* What to work on: Copy out every line of the data exactly.

* Material for this exercise:
──────
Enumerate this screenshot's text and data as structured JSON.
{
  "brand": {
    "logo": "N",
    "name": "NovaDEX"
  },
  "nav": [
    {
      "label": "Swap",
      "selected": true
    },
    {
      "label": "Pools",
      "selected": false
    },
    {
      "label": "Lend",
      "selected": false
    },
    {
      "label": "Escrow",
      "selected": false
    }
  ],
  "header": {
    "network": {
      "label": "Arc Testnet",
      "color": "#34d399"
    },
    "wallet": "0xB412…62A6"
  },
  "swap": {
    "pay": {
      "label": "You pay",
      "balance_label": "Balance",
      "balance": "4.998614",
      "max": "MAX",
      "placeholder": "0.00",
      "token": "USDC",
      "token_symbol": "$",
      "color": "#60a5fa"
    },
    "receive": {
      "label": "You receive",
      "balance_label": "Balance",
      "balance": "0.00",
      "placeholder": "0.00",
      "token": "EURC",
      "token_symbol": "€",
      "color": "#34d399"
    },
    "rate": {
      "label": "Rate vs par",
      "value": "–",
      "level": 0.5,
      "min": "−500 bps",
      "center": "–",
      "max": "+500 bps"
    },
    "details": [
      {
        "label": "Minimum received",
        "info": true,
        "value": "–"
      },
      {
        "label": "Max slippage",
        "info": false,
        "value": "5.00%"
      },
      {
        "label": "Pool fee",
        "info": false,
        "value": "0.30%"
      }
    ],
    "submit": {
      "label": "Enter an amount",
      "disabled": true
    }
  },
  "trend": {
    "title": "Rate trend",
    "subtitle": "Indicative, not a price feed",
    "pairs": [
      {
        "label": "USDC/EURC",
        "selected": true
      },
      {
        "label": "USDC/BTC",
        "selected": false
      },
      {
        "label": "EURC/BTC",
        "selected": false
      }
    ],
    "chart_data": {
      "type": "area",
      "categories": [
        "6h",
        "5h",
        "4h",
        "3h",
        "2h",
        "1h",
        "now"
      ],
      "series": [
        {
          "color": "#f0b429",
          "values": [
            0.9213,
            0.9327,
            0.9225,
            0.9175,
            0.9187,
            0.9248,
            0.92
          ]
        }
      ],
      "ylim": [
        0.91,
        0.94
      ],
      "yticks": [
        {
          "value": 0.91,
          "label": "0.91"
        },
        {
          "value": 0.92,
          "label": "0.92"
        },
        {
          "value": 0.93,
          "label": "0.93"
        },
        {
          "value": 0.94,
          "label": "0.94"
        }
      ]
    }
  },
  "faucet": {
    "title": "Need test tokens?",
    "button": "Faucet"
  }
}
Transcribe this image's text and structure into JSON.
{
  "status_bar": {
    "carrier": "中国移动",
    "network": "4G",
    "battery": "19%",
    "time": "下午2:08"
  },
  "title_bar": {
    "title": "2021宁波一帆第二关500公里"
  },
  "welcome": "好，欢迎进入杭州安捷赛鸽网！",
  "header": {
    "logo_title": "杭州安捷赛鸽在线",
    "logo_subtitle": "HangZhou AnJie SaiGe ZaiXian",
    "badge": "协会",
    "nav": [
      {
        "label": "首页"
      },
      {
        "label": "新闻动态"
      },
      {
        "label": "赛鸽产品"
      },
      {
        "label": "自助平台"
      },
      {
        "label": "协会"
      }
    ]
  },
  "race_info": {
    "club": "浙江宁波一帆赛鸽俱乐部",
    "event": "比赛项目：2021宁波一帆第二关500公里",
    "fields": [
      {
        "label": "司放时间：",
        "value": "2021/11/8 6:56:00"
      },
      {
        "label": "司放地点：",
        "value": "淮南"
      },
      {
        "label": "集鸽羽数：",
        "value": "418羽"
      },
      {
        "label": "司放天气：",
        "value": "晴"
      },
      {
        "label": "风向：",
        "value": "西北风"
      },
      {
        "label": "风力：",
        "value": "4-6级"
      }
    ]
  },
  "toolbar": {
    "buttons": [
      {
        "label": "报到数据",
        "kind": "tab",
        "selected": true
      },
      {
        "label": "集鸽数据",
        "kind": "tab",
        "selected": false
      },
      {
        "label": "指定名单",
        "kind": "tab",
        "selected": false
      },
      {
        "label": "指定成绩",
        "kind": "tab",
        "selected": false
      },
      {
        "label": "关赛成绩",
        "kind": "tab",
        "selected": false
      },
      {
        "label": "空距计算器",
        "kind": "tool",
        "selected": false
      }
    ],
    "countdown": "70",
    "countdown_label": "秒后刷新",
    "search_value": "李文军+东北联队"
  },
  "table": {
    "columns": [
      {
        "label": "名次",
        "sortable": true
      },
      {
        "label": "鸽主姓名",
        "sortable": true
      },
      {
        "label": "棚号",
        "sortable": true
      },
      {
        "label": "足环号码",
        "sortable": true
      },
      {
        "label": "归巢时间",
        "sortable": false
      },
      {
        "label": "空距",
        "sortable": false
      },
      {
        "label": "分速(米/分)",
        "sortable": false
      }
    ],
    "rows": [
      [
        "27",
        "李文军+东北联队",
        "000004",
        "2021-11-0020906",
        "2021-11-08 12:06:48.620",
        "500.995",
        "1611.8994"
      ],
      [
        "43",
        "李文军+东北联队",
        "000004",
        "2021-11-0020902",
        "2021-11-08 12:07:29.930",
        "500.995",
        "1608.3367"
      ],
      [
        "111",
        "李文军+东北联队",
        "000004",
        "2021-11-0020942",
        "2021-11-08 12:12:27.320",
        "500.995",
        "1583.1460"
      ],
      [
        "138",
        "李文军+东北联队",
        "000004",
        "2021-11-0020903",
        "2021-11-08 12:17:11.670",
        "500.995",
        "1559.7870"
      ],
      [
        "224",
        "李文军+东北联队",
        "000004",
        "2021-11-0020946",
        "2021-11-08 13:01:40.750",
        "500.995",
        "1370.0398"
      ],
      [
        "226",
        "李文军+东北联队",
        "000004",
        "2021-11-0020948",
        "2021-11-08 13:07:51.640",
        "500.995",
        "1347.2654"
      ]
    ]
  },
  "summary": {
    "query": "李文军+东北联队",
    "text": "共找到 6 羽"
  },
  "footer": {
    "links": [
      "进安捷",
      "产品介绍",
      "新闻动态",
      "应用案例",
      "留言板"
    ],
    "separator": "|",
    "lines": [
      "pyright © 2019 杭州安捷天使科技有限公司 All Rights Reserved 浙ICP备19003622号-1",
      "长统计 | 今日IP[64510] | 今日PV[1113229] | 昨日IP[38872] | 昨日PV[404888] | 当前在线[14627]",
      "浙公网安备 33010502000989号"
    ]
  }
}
──────
* Written solution:
Enumerate this screenshot's text and data as structured JSON.
{
  "brand": {
    "logo": "N",
    "name": "NovaDEX"
  },
  "nav": [
    {
      "label": "Swap",
      "selected": true
    },
    {
      "label": "Pools",
      "selected": false
    },
    {
      "label": "Lend",
      "selected": false
    },
    {
      "label": "Escrow",
      "selected": false
    }
  ],
  "header": {
    "network": {
      "label": "Arc Testnet",
      "color": "#34d399"
    },
    "wallet": "0xB412…62A6"
  },
  "swap": {
    "pay": {
      "label": "You pay",
      "balance_label": "Balance",
      "balance": "4.998614",
      "max": "MAX",
      "placeholder": "0.00",
      "token": "USDC",
      "token_symbol": "$",
      "color": "#60a5fa"
    },
    "receive": {
      "label": "You receive",
      "balance_label": "Balance",
      "balance": "0.00",
      "placeholder": "0.00",
      "token": "EURC",
      "token_symbol": "€",
      "color": "#34d399"
    },
    "rate": {
      "label": "Rate vs par",
      "value": "–",
      "level": 0.5,
      "min": "−500 bps",
      "center": "–",
      "max": "+500 bps"
    },
    "details": [
      {
        "label": "Minimum received",
        "info": true,
        "value": "–"
      },
      {
        "label": "Max slippage",
        "info": false,
        "value": "5.00%"
      },
      {
        "label": "Pool fee",
        "info": false,
        "value": "0.30%"
      }
    ],
    "submit": {
      "label": "Enter an amount",
      "disabled": true
    }
  },
  "trend": {
    "title": "Rate trend",
    "subtitle": "Indicative, not a price feed",
    "pairs": [
      {
        "label": "USDC/EURC",
        "selected": true
      },
      {
        "label": "USDC/BTC",
        "selected": false
      },
      {
        "label": "EURC/BTC",
        "selected": false
      }
    ],
    "chart_data": {
      "type": "area",
      "categories": [
        "6h",
        "5h",
        "4h",
        "3h",
        "2h",
        "1h",
        "now"
      ],
      "series": [
        {
          "color": "#f0b429",
          "values": [
            0.9213,
            0.9327,
            0.9225,
            0.9175,
            0.9187,
            0.9248,
            0.92
          ]
        }
      ],
      "ylim": [
        0.91,
        0.94
      ],
      "yticks": [
        {
          "value": 0.91,
          "label": "0.91"
        },
        {
          "value": 0.92,
          "label": "0.92"
        },
        {
          "value": 0.93,
          "label": "0.93"
        },
        {
          "value": 0.94,
          "label": "0.94"
        }
      ]
    }
  },
  "faucet": {
    "title": "Need test tokens?",
    "button": "Faucet"
  }
}
Transcribe this image's text and structure into JSON.
{
  "status_bar": {
    "carrier": "中国移动",
    "network": "4G",
    "battery": "19%",
    "time": "下午2:08"
  },
  "title_bar": {
    "title": "2021宁波一帆第二关500公里"
  },
  "welcome": "好，欢迎进入杭州安捷赛鸽网！",
  "header": {
    "logo_title": "杭州安捷赛鸽在线",
    "logo_subtitle": "HangZhou AnJie SaiGe ZaiXian",
    "badge": "协会",
    "nav": [
      {
        "label": "首页"
      },
      {
        "label": "新闻动态"
      },
      {
        "label": "赛鸽产品"
      },
      {
        "label": "自助平台"
      },
      {
        "label": "协会"
      }
    ]
  },
  "race_info": {
    "club": "浙江宁波一帆赛鸽俱乐部",
    "event": "比赛项目：2021宁波一帆第二关500公里",
    "fields": [
      {
        "label": "司放时间：",
        "value": "2021/11/8 6:56:00"
      },
      {
        "label": "司放地点：",
        "value": "淮南"
      },
      {
        "label": "集鸽羽数：",
        "value": "418羽"
      },
      {
        "label": "司放天气：",
        "value": "晴"
      },
      {
        "label": "风向：",
        "value": "西北风"
      },
      {
        "label": "风力：",
        "value": "4-6级"
      }
    ]
  },
  "toolbar": {
    "buttons": [
      {
        "label": "报到数据",
        "kind": "tab",
        "selected": true
      },
      {
        "label": "集鸽数据",
        "kind": "tab",
        "selected": false
      },
      {
        "label": "指定名单",
        "kind": "tab",
        "selected": false
      },
      {
        "label": "指定成绩",
        "kind": "tab",
        "selected": false
      },
      {
        "label": "关赛成绩",
        "kind": "tab",
        "selected": false
      },
      {
        "label": "空距计算器",
        "kind": "tool",
        "selected": false
      }
    ],
    "countdown": "70",
    "countdown_label": "秒后刷新",
    "search_value": "李文军+东北联队"
  },
  "table": {
    "columns": [
      {
        "label": "名次",
        "sortable": true
      },
      {
        "label": "鸽主姓名",
        "sortable": true
      },
      {
        "label": "棚号",
        "sortable": true
      },
      {
        "label": "足环号码",
        "sortable": true
      },
      {
        "label": "归巢时间",
        "sortable": false
      },
      {
        "label": "空距",
        "sortable": false
      },
      {
        "label": "分速(米/分)",
        "sortable": false
      }
    ],
    "rows": [
      [
        "27",
        "李文军+东北联队",
        "000004",
        "2021-11-0020906",
        "2021-11-08 12:06:48.620",
        "500.995",
        "1611.8994"
      ],
      [
        "43",
        "李文军+东北联队",
        "000004",
        "2021-11-0020902",
        "2021-11-08 12:07:29.930",
        "500.995",
        "1608.3367"
      ],
      [
        "111",
        "李文军+东北联队",
        "000004",
        "2021-11-0020942",
        "2021-11-08 12:12:27.320",
        "500.995",
        "1583.1460"
      ],
      [
        "138",
        "李文军+东北联队",
        "000004",
        "2021-11-0020903",
        "2021-11-08 12:17:11.670",
        "500.995",
        "1559.7870"
      ],
      [
        "224",
        "李文军+东北联队",
        "000004",
        "2021-11-0020946",
        "2021-11-08 13:01:40.750",
        "500.995",
        "1370.0398"
      ],
      [
        "226",
        "李文军+东北联队",
        "000004",
        "2021-11-0020948",
        "2021-11-08 13:07:51.640",
        "500.995",
        "1347.2654"
      ]
    ]
  },
  "summary": {
    "query": "李文军+东北联队",
    "text": "共找到 6 羽"
  },
  "footer": {
    "links": [
      "进安捷",
      "产品介绍",
      "新闻动态",
      "应用案例",
      "留言板"
    ],
    "separator": "|",
    "lines": [
      "pyright © 2019 杭州安捷天使科技有限公司 All Rights Reserved 浙ICP备19003622号-1",
      "长统计 | 今日IP[64510] | 今日PV[1113229] | 昨日IP[38872] | 昨日PV[404888] | 当前在线[14627]",
      "浙公网安备 33010502000989号"
    ]
  }
}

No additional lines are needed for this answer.